### Data provided

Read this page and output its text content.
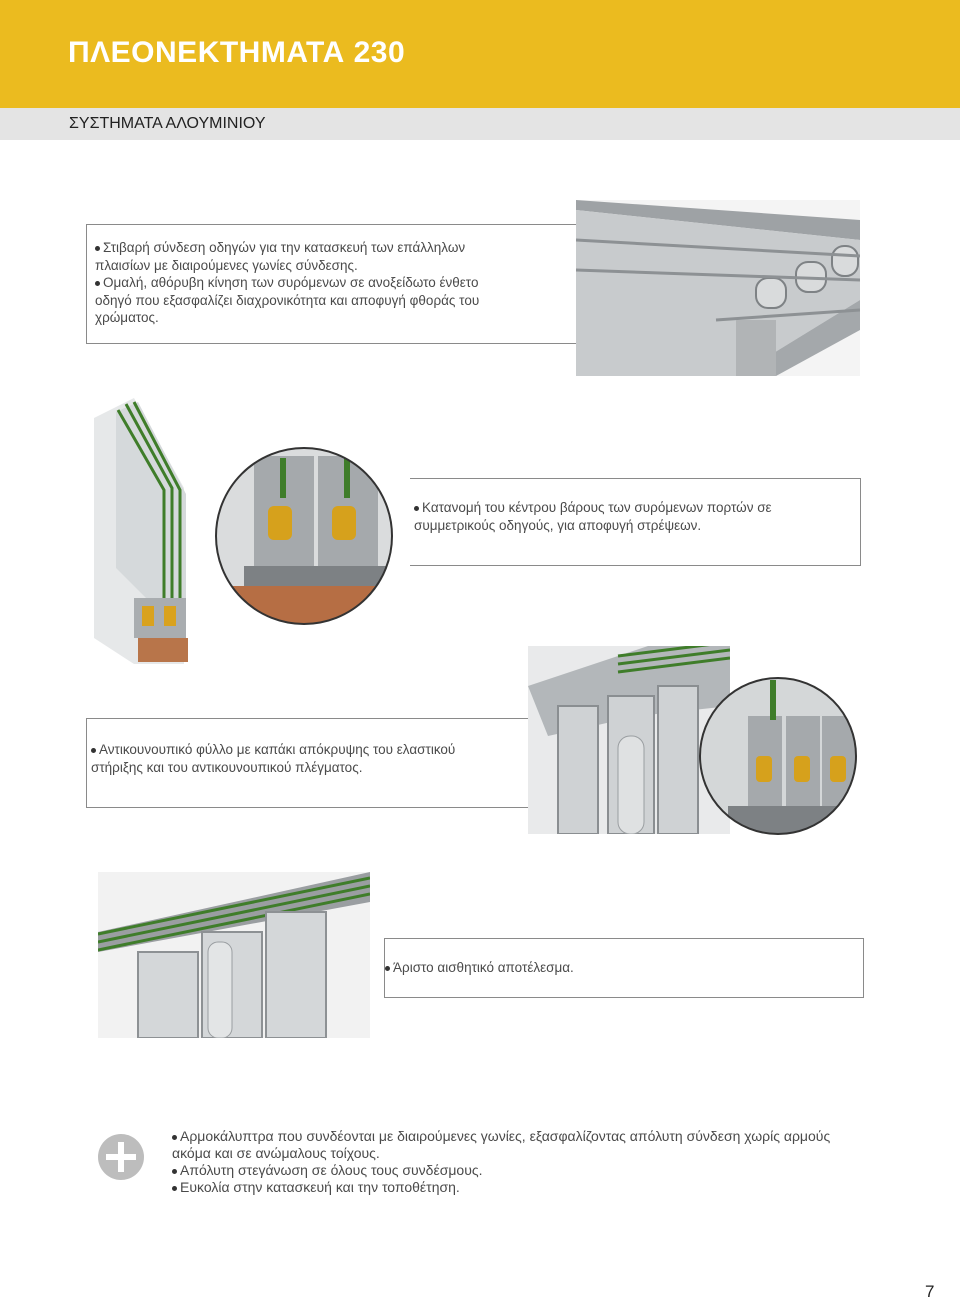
ΠΛΕΟΝΕΚΤΗΜΑΤΑ 230
ΣΥΣΤΗΜΑΤΑ ΑΛΟΥΜΙΝΙΟΥ
Στιβαρή σύνδεση οδηγών για την κατασκευή των επάλληλων
πλαισίων με διαιρούμενες γωνίες σύνδεσης.
Ομαλή, αθόρυβη κίνηση των συρόμενων σε ανοξείδωτο ένθετο
οδηγό που εξασφαλίζει διαχρονικότητα και αποφυγή φθοράς του
χρώματος.
Κατανομή του κέντρου βάρους των συρόμενων πορτών σε
συμμετρικούς οδηγούς, για αποφυγή στρέψεων.
Αντικουνουπικό φύλλο με καπάκι απόκρυψης του ελαστικού
στήριξης και του αντικουνουπικού πλέγματος.
Άριστο αισθητικό αποτέλεσμα.
Αρμοκάλυπτρα που συνδέονται με διαιρούμενες γωνίες, εξασφαλίζοντας απόλυτη σύνδεση χωρίς αρμούς
ακόμα και σε ανώμαλους τοίχους.
Απόλυτη στεγάνωση σε όλους τους συνδέσμους.
Ευκολία στην κατασκευή και την τοποθέτηση.
7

######

• Objective: Scan the records above for the string "γωνίες", then report every line that contains it.

• Reply to the exercise:
πλαισίων με διαιρούμενες γωνίες σύνδεσης.
Αρμοκάλυπτρα που συνδέονται με διαιρούμενες γωνίες, εξασφαλίζοντας απόλυτη σύνδεση χωρίς αρμούς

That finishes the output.